## Records provided
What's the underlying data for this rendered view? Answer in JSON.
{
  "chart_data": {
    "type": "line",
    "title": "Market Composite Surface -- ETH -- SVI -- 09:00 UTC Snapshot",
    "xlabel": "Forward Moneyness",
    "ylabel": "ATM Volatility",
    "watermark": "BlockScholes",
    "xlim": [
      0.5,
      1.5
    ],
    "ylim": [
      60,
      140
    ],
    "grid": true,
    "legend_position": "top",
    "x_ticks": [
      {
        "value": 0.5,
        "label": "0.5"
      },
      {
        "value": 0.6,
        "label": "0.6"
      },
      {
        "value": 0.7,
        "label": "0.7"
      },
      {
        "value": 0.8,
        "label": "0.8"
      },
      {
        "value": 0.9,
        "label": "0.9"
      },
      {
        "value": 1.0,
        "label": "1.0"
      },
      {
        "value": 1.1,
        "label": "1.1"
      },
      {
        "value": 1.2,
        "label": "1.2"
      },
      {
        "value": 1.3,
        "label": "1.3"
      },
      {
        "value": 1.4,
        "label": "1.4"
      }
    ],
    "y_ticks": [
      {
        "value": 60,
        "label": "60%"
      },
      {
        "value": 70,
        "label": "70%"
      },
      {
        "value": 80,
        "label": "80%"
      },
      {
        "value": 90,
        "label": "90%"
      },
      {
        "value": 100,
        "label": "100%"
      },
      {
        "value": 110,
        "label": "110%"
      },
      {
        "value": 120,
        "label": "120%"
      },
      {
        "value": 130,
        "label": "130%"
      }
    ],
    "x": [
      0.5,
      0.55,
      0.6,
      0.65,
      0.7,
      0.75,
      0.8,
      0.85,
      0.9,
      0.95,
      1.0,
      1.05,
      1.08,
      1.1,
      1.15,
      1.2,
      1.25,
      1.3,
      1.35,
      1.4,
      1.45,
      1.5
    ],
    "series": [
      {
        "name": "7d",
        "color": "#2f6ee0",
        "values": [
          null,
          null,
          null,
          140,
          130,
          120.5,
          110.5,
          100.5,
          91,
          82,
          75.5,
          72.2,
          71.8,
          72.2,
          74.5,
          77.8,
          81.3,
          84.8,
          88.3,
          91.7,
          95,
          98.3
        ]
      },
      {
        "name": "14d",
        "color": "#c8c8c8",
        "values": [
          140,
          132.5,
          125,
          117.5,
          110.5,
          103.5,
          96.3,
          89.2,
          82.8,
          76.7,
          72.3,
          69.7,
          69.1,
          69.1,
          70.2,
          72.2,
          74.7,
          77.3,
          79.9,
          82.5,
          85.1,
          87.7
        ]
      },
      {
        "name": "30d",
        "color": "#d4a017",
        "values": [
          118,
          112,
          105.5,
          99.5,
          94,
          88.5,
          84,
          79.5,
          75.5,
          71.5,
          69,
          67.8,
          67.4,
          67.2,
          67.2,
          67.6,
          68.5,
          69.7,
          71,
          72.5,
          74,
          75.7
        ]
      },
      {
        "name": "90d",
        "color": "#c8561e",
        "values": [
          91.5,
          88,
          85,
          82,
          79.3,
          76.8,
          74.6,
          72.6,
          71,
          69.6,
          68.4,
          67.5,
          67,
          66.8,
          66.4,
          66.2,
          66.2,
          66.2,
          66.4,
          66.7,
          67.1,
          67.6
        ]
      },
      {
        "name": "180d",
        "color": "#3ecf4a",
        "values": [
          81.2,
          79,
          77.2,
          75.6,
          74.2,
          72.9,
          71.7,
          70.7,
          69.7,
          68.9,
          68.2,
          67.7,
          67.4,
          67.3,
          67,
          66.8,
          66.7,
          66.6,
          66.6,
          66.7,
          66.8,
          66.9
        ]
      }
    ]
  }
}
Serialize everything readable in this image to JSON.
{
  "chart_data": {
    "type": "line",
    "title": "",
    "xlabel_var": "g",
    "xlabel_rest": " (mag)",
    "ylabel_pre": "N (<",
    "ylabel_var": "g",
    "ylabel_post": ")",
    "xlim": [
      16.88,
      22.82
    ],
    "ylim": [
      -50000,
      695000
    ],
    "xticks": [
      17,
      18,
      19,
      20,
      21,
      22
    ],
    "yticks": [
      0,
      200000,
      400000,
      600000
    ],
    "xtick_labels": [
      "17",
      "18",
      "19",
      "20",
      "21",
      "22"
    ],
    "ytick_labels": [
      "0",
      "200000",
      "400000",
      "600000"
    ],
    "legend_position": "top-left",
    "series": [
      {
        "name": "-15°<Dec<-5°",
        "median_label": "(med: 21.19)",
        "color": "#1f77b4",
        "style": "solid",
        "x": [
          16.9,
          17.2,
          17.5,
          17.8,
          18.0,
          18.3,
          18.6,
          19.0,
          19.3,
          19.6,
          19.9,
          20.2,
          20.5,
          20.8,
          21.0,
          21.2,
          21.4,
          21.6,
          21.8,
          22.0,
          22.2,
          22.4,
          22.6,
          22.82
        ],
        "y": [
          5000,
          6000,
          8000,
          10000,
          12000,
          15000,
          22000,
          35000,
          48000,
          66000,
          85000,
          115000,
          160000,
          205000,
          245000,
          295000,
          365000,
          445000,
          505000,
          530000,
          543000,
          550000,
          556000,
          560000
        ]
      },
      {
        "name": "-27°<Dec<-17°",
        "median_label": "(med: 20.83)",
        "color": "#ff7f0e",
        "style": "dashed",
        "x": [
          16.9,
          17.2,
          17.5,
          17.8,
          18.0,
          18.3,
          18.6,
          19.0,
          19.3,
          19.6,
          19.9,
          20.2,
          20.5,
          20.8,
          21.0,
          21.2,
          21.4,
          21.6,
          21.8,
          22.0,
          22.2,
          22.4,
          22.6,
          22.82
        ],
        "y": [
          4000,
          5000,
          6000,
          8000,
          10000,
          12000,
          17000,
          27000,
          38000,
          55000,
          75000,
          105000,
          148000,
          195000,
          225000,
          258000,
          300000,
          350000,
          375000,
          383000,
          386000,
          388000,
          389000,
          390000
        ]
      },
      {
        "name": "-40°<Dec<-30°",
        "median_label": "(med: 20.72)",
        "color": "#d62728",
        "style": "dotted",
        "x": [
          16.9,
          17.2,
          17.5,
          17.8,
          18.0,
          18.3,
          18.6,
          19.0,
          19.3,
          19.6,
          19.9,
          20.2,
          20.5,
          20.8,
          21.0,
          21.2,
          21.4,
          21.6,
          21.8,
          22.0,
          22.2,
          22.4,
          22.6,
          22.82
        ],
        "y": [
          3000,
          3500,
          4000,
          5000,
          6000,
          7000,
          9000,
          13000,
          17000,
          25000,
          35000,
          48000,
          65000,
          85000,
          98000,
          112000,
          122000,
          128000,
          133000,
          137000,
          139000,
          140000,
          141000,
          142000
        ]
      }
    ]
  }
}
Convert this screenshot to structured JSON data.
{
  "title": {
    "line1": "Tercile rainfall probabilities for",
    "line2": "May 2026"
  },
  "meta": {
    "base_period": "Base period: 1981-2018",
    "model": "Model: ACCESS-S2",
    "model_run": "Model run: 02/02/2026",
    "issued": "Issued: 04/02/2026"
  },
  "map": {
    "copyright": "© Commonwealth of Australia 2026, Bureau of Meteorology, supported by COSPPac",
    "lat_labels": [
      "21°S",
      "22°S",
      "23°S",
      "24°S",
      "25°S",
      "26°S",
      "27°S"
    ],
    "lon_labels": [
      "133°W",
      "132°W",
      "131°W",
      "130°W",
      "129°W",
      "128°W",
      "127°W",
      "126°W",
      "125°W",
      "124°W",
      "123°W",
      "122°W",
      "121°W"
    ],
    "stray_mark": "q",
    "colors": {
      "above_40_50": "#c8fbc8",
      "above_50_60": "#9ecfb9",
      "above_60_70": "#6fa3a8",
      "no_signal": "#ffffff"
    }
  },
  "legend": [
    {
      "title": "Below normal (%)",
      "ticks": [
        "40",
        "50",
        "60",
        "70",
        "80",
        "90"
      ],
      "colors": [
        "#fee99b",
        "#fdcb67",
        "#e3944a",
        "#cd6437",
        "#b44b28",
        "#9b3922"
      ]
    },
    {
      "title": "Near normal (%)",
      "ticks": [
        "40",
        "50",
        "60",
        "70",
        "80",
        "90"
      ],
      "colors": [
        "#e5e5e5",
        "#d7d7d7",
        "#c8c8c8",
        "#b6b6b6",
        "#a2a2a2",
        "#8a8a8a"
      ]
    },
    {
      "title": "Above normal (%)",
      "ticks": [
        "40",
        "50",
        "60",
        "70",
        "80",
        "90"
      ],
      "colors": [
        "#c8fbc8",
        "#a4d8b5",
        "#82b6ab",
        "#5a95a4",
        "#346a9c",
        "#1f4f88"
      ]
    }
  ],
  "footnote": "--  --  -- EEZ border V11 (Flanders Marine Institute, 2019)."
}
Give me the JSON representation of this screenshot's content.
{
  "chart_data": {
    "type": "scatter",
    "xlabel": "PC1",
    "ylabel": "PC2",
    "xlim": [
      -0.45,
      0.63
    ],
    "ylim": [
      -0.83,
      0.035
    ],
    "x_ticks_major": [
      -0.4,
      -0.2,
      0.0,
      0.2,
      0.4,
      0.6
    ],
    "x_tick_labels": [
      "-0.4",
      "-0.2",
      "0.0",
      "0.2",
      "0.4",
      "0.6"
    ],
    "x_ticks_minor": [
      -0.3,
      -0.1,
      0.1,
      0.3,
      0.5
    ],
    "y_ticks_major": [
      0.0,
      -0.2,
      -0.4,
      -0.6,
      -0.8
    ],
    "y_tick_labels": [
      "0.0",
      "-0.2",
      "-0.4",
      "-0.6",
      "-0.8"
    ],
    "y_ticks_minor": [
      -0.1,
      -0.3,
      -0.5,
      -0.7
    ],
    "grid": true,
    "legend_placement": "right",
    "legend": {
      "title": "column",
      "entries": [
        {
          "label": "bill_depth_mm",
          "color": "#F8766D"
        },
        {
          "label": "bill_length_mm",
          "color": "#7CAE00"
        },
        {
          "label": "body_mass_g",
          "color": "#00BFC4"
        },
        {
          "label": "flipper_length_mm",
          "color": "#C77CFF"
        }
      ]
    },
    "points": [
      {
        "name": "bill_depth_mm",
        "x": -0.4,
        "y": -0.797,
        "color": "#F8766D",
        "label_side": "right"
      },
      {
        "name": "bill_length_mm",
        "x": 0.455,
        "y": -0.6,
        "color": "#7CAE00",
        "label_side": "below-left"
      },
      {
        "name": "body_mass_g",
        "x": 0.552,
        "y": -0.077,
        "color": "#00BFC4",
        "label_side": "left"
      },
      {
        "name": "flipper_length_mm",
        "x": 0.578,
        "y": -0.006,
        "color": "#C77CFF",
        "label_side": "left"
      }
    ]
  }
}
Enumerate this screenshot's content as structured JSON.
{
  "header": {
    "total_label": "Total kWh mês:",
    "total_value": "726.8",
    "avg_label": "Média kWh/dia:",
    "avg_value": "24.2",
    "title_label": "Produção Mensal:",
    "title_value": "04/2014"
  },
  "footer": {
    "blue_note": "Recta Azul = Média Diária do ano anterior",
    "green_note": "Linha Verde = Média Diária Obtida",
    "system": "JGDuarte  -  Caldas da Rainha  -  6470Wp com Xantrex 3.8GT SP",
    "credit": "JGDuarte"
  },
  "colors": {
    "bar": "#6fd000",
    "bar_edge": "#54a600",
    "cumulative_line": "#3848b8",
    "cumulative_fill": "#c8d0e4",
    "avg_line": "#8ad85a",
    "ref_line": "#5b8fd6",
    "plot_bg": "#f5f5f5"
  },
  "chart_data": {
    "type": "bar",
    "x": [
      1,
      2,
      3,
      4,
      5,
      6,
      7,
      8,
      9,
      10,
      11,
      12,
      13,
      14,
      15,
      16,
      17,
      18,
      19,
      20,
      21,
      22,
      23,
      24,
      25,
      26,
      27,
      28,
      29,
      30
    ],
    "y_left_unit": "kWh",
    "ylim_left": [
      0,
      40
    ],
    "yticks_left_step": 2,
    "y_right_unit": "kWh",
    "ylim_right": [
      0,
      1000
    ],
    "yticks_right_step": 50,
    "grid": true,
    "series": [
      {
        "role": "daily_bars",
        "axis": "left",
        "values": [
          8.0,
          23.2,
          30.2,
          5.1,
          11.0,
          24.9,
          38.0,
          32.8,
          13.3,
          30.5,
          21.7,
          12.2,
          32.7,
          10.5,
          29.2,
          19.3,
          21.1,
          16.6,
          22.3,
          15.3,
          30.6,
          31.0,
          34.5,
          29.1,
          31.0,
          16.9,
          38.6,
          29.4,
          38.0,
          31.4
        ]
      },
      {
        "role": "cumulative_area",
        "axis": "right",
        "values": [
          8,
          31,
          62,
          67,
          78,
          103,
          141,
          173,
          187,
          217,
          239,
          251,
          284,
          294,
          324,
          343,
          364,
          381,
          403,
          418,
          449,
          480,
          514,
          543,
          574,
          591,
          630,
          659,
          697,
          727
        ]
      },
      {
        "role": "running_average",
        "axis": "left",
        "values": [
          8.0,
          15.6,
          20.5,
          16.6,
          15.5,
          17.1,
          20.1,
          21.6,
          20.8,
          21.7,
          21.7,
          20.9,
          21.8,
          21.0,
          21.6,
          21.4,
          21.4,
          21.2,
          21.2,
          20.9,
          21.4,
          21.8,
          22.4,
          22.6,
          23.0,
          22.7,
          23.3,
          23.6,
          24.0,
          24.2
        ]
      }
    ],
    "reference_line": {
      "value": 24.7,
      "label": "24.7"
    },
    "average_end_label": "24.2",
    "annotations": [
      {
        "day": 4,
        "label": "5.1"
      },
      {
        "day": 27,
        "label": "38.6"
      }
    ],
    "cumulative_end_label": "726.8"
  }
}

## The exercise
Using the listing, collect all lines in which the string "role" is found.

## Exercise output
        "role": "daily_bars",
        "role": "cumulative_area",
        "role": "running_average",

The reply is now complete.